### RECORD EXTRACTS ###
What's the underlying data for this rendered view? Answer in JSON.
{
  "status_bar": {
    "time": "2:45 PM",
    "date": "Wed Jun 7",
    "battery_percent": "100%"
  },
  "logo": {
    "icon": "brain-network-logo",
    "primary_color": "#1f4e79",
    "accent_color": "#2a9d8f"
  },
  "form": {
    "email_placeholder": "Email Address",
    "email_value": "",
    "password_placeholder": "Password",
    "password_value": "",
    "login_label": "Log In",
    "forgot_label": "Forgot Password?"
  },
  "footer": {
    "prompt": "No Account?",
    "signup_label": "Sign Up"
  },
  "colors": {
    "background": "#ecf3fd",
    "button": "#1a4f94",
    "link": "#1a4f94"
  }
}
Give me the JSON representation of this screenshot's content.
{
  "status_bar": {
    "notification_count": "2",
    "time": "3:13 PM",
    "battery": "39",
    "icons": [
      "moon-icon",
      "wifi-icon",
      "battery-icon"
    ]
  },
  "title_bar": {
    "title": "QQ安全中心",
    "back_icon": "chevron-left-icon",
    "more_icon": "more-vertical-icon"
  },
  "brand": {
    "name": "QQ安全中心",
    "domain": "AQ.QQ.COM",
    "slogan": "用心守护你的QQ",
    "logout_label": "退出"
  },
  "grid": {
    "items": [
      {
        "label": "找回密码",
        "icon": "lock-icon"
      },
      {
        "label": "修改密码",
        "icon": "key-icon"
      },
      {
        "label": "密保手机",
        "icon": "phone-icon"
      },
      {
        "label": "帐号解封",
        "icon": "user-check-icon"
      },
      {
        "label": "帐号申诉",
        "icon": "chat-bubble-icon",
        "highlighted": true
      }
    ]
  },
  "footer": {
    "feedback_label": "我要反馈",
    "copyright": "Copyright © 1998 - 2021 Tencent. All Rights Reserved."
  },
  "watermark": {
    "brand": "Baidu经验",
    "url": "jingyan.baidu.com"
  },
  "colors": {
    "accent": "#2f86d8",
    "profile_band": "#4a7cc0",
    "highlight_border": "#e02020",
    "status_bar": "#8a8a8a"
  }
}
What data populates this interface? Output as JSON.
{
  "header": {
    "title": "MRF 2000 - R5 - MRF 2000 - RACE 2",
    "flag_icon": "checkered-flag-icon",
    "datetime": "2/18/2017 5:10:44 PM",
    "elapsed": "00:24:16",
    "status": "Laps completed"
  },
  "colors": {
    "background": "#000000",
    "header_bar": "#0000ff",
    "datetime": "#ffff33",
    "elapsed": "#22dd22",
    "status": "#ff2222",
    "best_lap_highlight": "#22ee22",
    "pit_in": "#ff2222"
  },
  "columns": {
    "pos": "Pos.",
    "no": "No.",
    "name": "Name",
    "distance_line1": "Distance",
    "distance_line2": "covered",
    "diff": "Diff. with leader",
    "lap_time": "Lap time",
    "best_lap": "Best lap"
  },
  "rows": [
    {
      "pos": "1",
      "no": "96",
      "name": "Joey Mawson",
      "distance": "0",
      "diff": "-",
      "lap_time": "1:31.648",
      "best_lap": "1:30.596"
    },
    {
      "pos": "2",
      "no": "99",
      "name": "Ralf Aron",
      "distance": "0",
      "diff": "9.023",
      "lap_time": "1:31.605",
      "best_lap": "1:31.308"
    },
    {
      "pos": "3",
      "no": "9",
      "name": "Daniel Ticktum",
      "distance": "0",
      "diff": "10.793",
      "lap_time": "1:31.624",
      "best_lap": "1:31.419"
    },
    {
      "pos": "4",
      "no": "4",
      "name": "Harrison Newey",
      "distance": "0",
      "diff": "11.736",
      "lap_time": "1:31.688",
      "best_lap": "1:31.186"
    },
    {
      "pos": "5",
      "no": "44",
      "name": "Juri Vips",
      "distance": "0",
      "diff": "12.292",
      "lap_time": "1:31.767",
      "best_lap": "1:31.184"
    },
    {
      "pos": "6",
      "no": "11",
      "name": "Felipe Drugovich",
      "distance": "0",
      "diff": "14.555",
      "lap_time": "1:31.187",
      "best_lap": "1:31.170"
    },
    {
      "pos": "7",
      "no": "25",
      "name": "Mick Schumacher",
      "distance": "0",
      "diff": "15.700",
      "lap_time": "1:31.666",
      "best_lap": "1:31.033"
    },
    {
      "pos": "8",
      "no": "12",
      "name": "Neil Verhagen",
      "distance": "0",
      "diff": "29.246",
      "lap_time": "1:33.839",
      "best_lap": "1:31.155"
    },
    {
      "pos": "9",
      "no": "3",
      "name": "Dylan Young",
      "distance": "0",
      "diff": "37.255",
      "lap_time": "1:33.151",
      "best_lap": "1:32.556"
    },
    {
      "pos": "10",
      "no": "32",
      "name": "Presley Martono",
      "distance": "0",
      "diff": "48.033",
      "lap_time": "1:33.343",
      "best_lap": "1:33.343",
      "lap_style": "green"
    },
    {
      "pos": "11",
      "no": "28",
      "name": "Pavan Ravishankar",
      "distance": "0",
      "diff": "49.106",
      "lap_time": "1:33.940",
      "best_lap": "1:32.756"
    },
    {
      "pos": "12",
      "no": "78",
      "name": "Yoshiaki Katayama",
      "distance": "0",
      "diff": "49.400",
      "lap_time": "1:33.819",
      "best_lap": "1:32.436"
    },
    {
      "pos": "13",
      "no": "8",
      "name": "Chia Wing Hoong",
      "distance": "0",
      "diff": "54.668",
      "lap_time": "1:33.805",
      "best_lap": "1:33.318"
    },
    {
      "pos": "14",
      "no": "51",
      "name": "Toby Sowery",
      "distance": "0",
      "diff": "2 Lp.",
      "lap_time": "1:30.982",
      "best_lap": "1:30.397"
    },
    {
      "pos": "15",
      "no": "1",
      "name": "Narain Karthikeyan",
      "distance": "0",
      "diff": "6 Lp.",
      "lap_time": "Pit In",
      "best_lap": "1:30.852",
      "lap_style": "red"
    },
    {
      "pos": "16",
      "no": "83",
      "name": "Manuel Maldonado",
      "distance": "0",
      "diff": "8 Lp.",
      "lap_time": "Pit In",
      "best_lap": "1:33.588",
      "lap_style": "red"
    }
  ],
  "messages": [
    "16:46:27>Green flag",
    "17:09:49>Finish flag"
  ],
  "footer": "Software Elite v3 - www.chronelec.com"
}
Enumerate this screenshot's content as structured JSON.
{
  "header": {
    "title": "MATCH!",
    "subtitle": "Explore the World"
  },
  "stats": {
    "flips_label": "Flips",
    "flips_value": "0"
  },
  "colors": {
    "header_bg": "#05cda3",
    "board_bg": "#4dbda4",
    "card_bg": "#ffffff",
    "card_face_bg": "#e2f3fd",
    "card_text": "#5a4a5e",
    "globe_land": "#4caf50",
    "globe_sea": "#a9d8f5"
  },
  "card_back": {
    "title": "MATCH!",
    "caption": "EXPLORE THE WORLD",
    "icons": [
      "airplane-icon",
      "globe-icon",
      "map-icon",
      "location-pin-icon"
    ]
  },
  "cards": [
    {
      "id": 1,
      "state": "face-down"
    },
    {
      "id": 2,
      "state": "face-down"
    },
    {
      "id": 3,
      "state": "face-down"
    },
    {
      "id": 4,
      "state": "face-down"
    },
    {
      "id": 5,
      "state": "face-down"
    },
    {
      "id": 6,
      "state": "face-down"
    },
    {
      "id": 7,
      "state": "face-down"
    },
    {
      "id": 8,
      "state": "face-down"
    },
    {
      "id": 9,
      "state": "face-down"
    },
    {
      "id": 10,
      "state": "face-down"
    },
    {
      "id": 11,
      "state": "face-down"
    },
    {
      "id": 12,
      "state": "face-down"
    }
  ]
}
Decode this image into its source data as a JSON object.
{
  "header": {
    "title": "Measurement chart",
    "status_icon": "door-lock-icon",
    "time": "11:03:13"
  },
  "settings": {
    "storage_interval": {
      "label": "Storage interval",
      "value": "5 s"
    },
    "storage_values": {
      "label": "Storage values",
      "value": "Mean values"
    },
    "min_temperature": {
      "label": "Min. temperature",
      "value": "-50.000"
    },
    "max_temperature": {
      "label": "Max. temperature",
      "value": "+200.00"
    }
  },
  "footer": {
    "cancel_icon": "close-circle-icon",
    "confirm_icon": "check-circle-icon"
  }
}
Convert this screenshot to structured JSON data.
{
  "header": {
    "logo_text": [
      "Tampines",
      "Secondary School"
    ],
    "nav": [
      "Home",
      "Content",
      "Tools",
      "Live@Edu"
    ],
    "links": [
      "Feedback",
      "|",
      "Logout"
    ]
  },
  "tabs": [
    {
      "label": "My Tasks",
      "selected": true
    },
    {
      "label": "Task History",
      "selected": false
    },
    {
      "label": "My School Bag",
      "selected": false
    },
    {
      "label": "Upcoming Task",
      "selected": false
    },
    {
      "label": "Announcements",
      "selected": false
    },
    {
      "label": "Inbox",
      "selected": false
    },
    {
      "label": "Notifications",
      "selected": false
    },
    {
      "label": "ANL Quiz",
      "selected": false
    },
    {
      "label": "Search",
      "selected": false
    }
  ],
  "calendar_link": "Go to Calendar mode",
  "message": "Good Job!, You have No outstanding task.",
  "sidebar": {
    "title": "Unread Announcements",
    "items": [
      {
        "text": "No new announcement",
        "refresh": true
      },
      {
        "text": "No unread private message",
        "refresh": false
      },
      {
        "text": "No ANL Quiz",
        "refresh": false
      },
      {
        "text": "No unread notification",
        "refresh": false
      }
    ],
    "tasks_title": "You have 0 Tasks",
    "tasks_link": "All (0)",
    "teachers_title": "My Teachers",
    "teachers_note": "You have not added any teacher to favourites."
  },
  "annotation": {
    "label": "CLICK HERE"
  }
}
###
Find every line in the records above that contains the word "data", and copy each one.

What's the underlying data for this rendered view? Answer in JSON.
What data populates this interface? Output as JSON.
Decode this image into its source data as a JSON object.
Convert this screenshot to structured JSON data.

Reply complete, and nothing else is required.